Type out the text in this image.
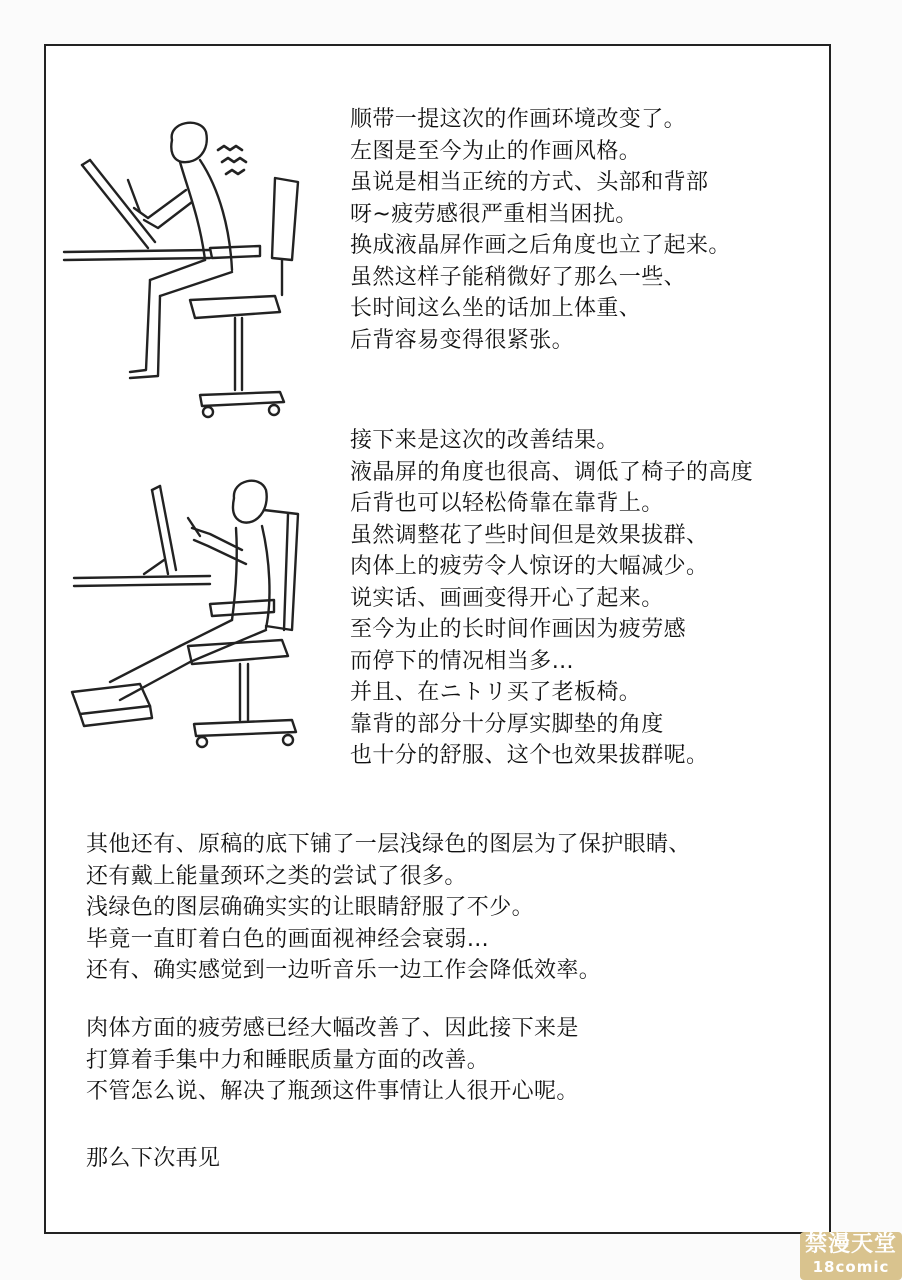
顺带一提这次的作画环境改变了。
左图是至今为止的作画风格。
虽说是相当正统的方式、头部和背部
呀~疲劳感很严重相当困扰。
换成液晶屏作画之后角度也立了起来。
虽然这样子能稍微好了那么一些、
长时间这么坐的话加上体重、
后背容易变得很紧张。
接下来是这次的改善结果。
液晶屏的角度也很高、调低了椅子的高度
后背也可以轻松倚靠在靠背上。
虽然调整花了些时间但是效果拔群、
肉体上的疲劳令人惊讶的大幅减少。
说实话、画画变得开心了起来。
至今为止的长时间作画因为疲劳感
而停下的情况相当多…
并且、在ニトリ买了老板椅。
靠背的部分十分厚实脚垫的角度
也十分的舒服、这个也效果拔群呢。
其他还有、原稿的底下铺了一层浅绿色的图层为了保护眼睛、
还有戴上能量颈环之类的尝试了很多。
浅绿色的图层确确实实的让眼睛舒服了不少。
毕竟一直盯着白色的画面视神经会衰弱…
还有、确实感觉到一边听音乐一边工作会降低效率。
肉体方面的疲劳感已经大幅改善了、因此接下来是
打算着手集中力和睡眠质量方面的改善。
不管怎么说、解决了瓶颈这件事情让人很开心呢。
那么下次再见
禁漫天堂
18comic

________________

• Problem description: Set every line down exactly as written, leaving each picture out.

• Task response:
Type out the text in this image.
顺带一提这次的作画环境改变了。
左图是至今为止的作画风格。
虽说是相当正统的方式、头部和背部
呀~疲劳感很严重相当困扰。
换成液晶屏作画之后角度也立了起来。
虽然这样子能稍微好了那么一些、
长时间这么坐的话加上体重、
后背容易变得很紧张。
接下来是这次的改善结果。
液晶屏的角度也很高、调低了椅子的高度
后背也可以轻松倚靠在靠背上。
虽然调整花了些时间但是效果拔群、
肉体上的疲劳令人惊讶的大幅减少。
说实话、画画变得开心了起来。
至今为止的长时间作画因为疲劳感
而停下的情况相当多…
并且、在ニトリ买了老板椅。
靠背的部分十分厚实脚垫的角度
也十分的舒服、这个也效果拔群呢。
其他还有、原稿的底下铺了一层浅绿色的图层为了保护眼睛、
还有戴上能量颈环之类的尝试了很多。
浅绿色的图层确确实实的让眼睛舒服了不少。
毕竟一直盯着白色的画面视神经会衰弱…
还有、确实感觉到一边听音乐一边工作会降低效率。
肉体方面的疲劳感已经大幅改善了、因此接下来是
打算着手集中力和睡眠质量方面的改善。
不管怎么说、解决了瓶颈这件事情让人很开心呢。
那么下次再见
禁漫天堂
18comic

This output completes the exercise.